Sayed appare su Skype da Londra. Signor Kashua, perché ha scelto l’ebraico anche se è un palestinese?
«Perché è il solo linguaggio che posso usare per esprimermi, visto che i miei mi mandarono a 15 anni ad una scuola ebraica. È complicato lo so, perché l’arabo è parte della mia identità, e l’ebraico è la lingua del sionismo. Ma quando mi metto davanti al mio computer e rifletto sui miei personaggi, non penso al contesto nazionale, e non ho nessuna altra lingua».
In tutti i suoi romanzi i protagonisti arabi vogliono assomigliare agli israeliani. Cosa le piace e cosa no della sua cultura di origine da un lato, di quella israeliana dall’altro?
«È complicato parlare di una cultura palestinese in Israele, non so cosa sia. È la cultura patriarcale del vivere nei villaggi, non avere un’esistenza moderna, cittadina e proteggere così la nostra identità? Non credo sia una nostra scelta. E credo anche che alcuni miei protagonisti non cerchino di essere simili agli israeliani, ma di integrarsi nella società, mentre altri vogliono solo vivere una realtà urbana e lasciare i loro paesini depressi ».

#####

COMPITO DA SVOLGERE ▸ Elenchi tutti i nomi propri dell'intervista riportata sopra, nell'ordine in cui compaiono per la prima volta.

#####

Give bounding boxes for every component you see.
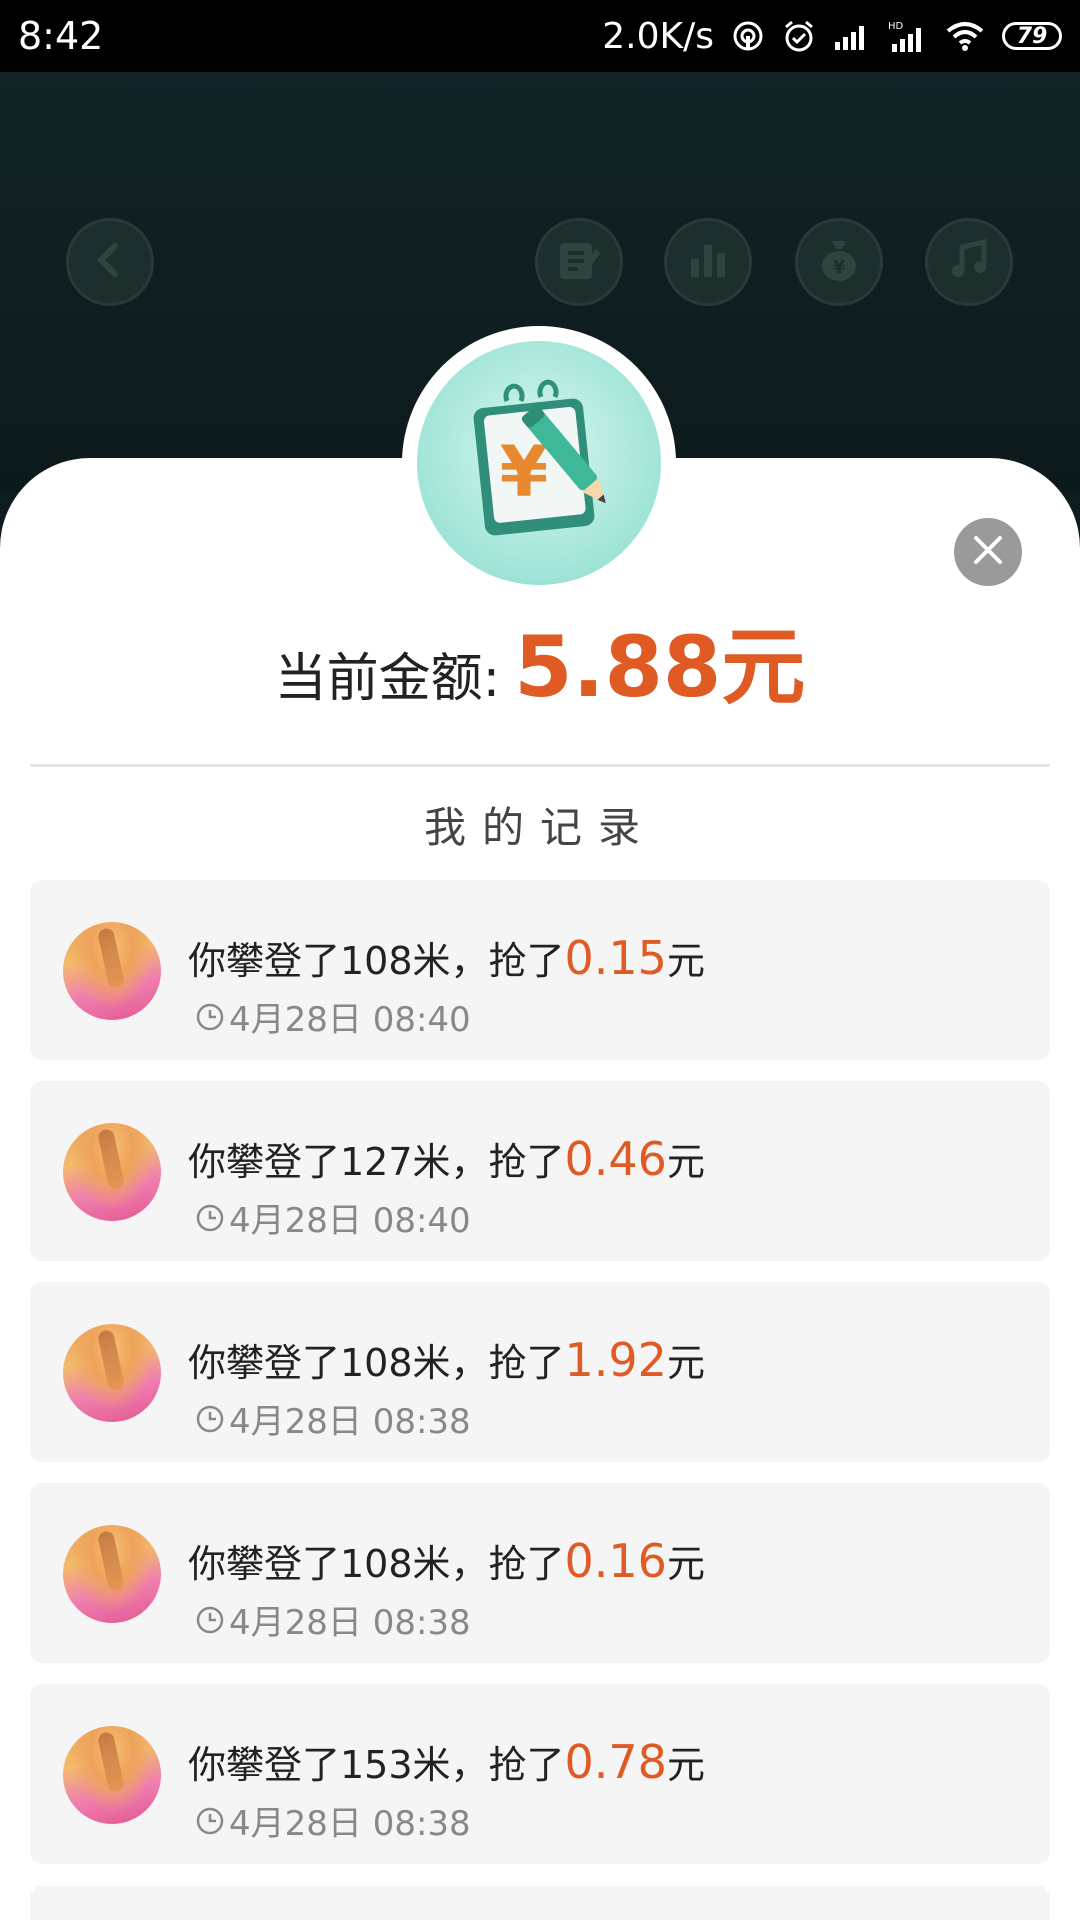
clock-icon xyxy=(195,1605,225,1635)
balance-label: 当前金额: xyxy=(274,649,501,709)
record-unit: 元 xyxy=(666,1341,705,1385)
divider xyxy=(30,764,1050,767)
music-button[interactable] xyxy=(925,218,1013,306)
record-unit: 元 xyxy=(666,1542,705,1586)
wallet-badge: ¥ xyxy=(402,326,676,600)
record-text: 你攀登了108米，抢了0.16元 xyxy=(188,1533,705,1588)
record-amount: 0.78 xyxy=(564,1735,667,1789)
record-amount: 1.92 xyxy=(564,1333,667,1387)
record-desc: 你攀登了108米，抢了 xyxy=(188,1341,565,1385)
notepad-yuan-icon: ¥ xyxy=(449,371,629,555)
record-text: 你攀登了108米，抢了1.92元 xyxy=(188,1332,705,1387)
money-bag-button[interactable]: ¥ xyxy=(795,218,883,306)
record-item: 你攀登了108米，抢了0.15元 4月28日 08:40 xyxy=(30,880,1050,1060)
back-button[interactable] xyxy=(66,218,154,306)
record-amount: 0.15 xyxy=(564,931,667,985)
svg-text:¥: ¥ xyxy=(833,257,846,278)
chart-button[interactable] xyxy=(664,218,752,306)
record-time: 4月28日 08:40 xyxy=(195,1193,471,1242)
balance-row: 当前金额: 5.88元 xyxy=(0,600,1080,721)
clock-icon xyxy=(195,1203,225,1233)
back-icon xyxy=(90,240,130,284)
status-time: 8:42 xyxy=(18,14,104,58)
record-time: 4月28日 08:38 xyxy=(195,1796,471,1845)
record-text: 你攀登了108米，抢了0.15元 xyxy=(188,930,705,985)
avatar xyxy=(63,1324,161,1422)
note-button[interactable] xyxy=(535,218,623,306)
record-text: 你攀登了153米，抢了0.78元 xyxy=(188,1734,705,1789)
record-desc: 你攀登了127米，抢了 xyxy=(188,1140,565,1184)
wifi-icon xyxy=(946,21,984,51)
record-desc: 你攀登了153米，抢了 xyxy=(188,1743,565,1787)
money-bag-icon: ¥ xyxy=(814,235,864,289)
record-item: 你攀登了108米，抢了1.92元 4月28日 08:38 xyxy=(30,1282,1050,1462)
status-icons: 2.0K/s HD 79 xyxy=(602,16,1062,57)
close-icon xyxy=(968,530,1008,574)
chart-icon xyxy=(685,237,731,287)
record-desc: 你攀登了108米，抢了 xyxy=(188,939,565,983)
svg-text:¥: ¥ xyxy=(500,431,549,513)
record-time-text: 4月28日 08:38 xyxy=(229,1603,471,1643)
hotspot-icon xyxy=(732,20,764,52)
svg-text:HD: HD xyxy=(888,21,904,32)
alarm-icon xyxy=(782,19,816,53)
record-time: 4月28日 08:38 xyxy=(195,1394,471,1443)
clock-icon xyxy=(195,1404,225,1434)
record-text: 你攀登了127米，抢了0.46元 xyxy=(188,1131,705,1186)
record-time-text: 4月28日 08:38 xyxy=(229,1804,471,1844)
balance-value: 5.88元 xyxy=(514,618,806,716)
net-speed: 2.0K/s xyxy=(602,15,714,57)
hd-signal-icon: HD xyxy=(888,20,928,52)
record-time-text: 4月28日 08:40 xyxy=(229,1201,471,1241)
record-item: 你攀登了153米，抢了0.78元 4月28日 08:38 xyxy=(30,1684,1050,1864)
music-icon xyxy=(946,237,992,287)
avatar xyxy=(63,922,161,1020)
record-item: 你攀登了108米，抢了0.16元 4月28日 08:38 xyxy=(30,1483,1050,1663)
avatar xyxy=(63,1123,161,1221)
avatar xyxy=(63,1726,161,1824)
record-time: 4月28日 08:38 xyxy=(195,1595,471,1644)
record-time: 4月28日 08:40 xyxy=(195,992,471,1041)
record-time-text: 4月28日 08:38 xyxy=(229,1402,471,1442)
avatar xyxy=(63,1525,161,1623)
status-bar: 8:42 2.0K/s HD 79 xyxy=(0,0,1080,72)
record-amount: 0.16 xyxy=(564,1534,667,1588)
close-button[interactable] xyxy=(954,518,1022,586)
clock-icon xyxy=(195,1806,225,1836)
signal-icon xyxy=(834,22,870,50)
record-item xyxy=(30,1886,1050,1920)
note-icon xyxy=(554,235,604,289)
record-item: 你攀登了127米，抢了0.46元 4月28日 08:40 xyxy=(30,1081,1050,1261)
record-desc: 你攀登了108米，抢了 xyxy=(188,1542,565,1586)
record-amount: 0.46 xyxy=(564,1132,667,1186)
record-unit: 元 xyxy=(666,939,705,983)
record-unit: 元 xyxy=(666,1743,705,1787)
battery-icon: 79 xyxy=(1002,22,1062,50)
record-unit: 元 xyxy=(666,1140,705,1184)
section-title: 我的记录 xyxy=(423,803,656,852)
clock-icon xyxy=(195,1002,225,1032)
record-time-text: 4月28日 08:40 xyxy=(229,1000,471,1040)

#####

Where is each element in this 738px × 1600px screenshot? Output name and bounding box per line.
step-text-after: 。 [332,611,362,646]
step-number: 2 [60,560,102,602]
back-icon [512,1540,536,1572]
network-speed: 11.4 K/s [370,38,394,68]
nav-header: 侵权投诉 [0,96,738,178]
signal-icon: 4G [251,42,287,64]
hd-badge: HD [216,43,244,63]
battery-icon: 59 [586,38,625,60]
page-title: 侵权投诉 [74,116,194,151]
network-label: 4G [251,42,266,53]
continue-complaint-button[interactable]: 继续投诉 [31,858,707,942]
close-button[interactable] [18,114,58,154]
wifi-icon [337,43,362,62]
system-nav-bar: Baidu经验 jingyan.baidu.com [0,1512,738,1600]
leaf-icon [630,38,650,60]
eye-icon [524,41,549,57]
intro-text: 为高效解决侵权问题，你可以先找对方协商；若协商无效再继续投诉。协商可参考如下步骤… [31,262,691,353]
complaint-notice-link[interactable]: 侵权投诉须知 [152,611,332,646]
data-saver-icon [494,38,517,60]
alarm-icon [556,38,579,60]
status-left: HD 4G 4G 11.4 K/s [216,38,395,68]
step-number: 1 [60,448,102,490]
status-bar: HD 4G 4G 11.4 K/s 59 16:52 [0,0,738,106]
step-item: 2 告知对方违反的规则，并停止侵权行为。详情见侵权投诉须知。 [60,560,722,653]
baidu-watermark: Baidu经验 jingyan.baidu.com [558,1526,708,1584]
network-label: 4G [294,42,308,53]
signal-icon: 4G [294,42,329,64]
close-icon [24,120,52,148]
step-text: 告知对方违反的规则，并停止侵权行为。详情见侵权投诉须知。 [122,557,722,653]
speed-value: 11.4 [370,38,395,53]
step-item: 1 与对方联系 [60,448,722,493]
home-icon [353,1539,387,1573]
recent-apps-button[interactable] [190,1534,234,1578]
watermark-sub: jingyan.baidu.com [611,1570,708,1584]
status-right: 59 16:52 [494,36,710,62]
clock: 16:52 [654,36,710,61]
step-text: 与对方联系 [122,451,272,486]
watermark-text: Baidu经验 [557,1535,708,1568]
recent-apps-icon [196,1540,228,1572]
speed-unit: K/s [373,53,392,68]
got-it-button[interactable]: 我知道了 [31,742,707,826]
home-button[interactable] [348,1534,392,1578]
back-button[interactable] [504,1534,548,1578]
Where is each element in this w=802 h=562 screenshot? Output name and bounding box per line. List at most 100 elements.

#####

RISULTATO DELL'ESERCIZIO ▸ Sayed, Skype, Londra, Kashua, Israele